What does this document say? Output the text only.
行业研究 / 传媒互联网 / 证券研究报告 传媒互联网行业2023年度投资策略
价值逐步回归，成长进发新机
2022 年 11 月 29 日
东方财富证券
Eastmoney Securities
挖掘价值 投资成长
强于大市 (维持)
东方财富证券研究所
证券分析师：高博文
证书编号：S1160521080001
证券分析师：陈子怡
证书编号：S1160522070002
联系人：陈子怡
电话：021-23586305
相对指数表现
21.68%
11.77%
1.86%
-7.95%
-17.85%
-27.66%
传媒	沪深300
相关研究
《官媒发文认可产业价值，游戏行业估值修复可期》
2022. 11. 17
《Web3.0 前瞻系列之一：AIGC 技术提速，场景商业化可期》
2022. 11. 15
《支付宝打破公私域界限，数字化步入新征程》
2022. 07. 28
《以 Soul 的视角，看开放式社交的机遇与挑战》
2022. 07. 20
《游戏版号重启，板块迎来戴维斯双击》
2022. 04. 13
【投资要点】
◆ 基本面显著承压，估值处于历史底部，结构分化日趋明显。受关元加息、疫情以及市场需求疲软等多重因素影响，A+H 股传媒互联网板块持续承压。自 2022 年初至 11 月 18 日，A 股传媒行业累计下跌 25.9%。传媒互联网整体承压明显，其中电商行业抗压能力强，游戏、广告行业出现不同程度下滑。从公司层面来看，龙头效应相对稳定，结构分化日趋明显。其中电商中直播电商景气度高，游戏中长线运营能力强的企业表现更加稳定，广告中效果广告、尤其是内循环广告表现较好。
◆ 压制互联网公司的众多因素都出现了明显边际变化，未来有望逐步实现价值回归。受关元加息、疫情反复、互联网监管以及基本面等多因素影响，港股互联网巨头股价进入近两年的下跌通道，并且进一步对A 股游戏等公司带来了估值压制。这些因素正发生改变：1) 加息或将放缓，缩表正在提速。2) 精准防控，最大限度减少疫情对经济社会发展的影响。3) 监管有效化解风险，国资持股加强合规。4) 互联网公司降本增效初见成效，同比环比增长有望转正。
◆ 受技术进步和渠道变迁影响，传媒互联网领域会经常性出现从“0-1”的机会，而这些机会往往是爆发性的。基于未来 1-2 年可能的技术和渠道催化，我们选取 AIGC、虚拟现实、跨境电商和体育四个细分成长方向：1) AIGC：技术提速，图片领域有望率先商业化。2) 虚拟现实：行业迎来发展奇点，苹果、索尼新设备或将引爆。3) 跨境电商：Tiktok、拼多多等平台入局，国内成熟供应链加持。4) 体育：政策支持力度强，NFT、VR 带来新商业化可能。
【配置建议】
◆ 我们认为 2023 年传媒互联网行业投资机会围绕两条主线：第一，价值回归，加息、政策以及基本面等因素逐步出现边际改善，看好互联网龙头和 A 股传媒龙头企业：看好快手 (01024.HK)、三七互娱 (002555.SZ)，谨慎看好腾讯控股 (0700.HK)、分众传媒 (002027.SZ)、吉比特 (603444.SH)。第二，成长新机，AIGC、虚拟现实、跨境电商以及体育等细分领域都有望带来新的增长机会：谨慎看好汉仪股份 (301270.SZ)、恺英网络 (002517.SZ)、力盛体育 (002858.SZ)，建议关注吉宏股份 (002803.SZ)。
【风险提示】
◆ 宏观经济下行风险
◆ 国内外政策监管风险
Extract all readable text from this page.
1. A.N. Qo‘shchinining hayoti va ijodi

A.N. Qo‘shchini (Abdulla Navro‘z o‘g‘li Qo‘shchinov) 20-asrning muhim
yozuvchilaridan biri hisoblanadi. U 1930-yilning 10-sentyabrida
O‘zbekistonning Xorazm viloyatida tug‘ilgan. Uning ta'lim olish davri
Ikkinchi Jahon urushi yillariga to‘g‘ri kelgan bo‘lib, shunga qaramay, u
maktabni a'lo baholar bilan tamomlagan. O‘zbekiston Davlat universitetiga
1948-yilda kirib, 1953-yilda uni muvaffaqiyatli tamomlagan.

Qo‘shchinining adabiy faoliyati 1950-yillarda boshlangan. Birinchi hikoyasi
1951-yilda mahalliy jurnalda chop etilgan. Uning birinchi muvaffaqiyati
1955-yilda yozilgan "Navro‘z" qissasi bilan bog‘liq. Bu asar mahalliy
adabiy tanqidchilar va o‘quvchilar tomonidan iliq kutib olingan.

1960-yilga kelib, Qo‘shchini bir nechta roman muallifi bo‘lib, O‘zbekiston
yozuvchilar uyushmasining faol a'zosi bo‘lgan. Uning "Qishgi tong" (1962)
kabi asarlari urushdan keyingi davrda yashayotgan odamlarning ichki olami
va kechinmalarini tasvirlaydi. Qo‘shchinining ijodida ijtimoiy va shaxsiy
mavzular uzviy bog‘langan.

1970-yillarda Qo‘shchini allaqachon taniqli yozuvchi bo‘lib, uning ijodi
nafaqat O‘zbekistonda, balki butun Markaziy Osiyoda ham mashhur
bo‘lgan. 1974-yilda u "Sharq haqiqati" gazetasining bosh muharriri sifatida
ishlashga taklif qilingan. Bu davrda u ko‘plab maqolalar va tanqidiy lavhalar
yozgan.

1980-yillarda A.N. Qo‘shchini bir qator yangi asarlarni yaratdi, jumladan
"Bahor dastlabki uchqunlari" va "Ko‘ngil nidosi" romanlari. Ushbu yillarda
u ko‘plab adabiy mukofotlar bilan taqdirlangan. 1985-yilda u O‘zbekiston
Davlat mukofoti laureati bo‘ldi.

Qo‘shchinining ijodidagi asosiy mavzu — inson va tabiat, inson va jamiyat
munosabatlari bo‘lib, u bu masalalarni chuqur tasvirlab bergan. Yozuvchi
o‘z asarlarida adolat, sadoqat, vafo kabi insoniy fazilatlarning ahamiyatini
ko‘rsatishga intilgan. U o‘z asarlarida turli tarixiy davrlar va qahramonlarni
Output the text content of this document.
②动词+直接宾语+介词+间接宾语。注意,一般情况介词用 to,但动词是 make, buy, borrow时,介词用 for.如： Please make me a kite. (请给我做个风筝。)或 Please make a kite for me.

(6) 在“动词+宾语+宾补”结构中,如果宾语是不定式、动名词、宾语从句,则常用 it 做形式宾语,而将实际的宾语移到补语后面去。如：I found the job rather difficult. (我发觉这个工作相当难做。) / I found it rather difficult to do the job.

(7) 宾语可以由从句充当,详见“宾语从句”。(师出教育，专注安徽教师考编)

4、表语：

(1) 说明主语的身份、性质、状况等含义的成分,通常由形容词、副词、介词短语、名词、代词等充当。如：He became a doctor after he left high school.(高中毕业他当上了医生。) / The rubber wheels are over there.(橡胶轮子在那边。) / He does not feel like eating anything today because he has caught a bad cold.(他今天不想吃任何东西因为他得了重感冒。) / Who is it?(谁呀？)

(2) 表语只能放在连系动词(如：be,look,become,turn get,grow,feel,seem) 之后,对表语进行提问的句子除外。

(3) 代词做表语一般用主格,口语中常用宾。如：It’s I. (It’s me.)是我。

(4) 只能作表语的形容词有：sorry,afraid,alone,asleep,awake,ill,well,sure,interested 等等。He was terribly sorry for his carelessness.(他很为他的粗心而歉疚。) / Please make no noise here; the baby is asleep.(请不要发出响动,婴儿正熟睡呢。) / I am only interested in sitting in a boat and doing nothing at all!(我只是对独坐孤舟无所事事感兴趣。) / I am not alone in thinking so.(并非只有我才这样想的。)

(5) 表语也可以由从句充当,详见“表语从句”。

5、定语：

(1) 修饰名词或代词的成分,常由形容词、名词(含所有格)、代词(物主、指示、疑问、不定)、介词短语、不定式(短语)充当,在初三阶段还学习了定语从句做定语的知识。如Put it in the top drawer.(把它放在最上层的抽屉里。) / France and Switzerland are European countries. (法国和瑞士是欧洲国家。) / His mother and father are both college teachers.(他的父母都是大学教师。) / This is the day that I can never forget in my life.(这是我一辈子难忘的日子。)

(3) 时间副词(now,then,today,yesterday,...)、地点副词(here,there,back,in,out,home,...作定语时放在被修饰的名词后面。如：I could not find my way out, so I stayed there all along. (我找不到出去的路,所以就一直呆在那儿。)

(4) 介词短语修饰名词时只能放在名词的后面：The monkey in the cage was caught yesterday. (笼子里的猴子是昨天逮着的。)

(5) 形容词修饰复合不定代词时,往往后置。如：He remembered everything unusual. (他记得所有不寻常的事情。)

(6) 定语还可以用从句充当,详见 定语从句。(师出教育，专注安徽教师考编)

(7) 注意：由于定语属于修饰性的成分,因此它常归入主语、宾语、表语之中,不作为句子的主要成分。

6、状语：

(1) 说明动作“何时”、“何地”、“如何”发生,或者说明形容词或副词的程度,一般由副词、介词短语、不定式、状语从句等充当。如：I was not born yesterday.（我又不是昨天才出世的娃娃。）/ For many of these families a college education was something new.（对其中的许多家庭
········
WHAT YOU NEED TO DO →
Copy out each line of the data where the string "yillarda" appears.

REPLY TO THE EXERCISE →
Qo‘shchinining adabiy faoliyati 1950-yillarda boshlangan. Birinchi hikoyasi
1970-yillarda Qo‘shchini allaqachon taniqli yozuvchi bo‘lib, uning ijodi
1980-yillarda A.N. Qo‘shchini bir qator yangi asarlarni yaratdi, jumladan
"Bahor dastlabki uchqunlari" va "Ko‘ngil nidosi" romanlari. Ushbu yillarda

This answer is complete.